All of the entries must be reproduced exactly, with no images carried over.

>>>

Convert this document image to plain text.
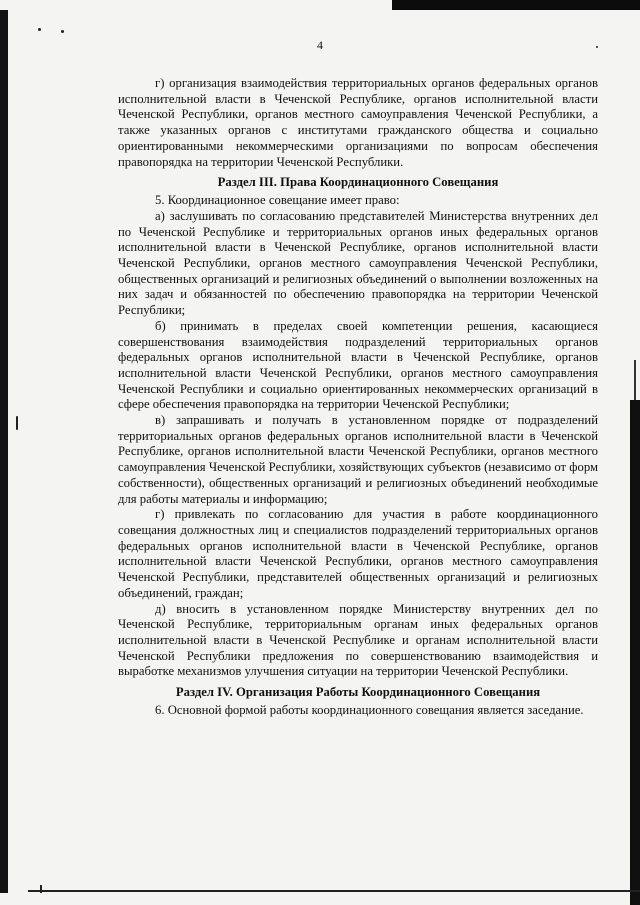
4

г) организация взаимодействия территориальных органов федеральных органов исполнительной власти в Чеченской Республике, органов исполнительной власти Чеченской Республики, органов местного самоуправления Чеченской Республики, а также указанных органов с институтами гражданского общества и социально ориентированными некоммерческими организациями по вопросам обеспечения правопорядка на территории Чеченской Республики.

Раздел III. Права Координационного Совещания

5. Координационное совещание имеет право:

а) заслушивать по согласованию представителей Министерства внутренних дел по Чеченской Республике и территориальных органов иных федеральных органов исполнительной власти в Чеченской Республике, органов исполнительной власти Чеченской Республики, органов местного самоуправления Чеченской Республики, общественных организаций и религиозных объединений о выполнении возложенных на них задач и обязанностей по обеспечению правопорядка на территории Чеченской Республики;

б) принимать в пределах своей компетенции решения, касающиеся совершенствования взаимодействия подразделений территориальных органов федеральных органов исполнительной власти в Чеченской Республике, органов исполнительной власти Чеченской Республики, органов местного самоуправления Чеченской Республики и социально ориентированных некоммерческих организаций в сфере обеспечения правопорядка на территории Чеченской Республики;

в) запрашивать и получать в установленном порядке от подразделений территориальных органов федеральных органов исполнительной власти в Чеченской Республике, органов исполнительной власти Чеченской Республики, органов местного самоуправления Чеченской Республики, хозяйствующих субъектов (независимо от форм собственности), общественных организаций и религиозных объединений необходимые для работы материалы и информацию;

г) привлекать по согласованию для участия в работе координационного совещания должностных лиц и специалистов подразделений территориальных органов федеральных органов исполнительной власти в Чеченской Республике, органов исполнительной власти Чеченской Республики, органов местного самоуправления Чеченской Республики, представителей общественных организаций и религиозных объединений, граждан;

д) вносить в установленном порядке Министерству внутренних дел по Чеченской Республике, территориальным органам иных федеральных органов исполнительной власти в Чеченской Республике и органам исполнительной власти Чеченской Республики предложения по совершенствованию взаимодействия и выработке механизмов улучшения ситуации на территории Чеченской Республики.

Раздел IV. Организация Работы Координационного Совещания

6. Основной формой работы координационного совещания является заседание.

<<<

SOLUTION:
Convert this document image to plain text.
4

г) организация взаимодействия территориальных органов федеральных органов исполнительной власти в Чеченской Республике, органов исполнительной власти Чеченской Республики, органов местного самоуправления Чеченской Республики, а также указанных органов с институтами гражданского общества и социально ориентированными некоммерческими организациями по вопросам обеспечения правопорядка на территории Чеченской Республики.

Раздел III. Права Координационного Совещания

5. Координационное совещание имеет право:

а) заслушивать по согласованию представителей Министерства внутренних дел по Чеченской Республике и территориальных органов иных федеральных органов исполнительной власти в Чеченской Республике, органов исполнительной власти Чеченской Республики, органов местного самоуправления Чеченской Республики, общественных организаций и религиозных объединений о выполнении возложенных на них задач и обязанностей по обеспечению правопорядка на территории Чеченской Республики;

б) принимать в пределах своей компетенции решения, касающиеся совершенствования взаимодействия подразделений территориальных органов федеральных органов исполнительной власти в Чеченской Республике, органов исполнительной власти Чеченской Республики, органов местного самоуправления Чеченской Республики и социально ориентированных некоммерческих организаций в сфере обеспечения правопорядка на территории Чеченской Республики;

в) запрашивать и получать в установленном порядке от подразделений территориальных органов федеральных органов исполнительной власти в Чеченской Республике, органов исполнительной власти Чеченской Республики, органов местного самоуправления Чеченской Республики, хозяйствующих субъектов (независимо от форм собственности), общественных организаций и религиозных объединений необходимые для работы материалы и информацию;

г) привлекать по согласованию для участия в работе координационного совещания должностных лиц и специалистов подразделений территориальных органов федеральных органов исполнительной власти в Чеченской Республике, органов исполнительной власти Чеченской Республики, органов местного самоуправления Чеченской Республики, представителей общественных организаций и религиозных объединений, граждан;

д) вносить в установленном порядке Министерству внутренних дел по Чеченской Республике, территориальным органам иных федеральных органов исполнительной власти в Чеченской Республике и органам исполнительной власти Чеченской Республики предложения по совершенствованию взаимодействия и выработке механизмов улучшения ситуации на территории Чеченской Республики.

Раздел IV. Организация Работы Координационного Совещания

6. Основной формой работы координационного совещания является заседание.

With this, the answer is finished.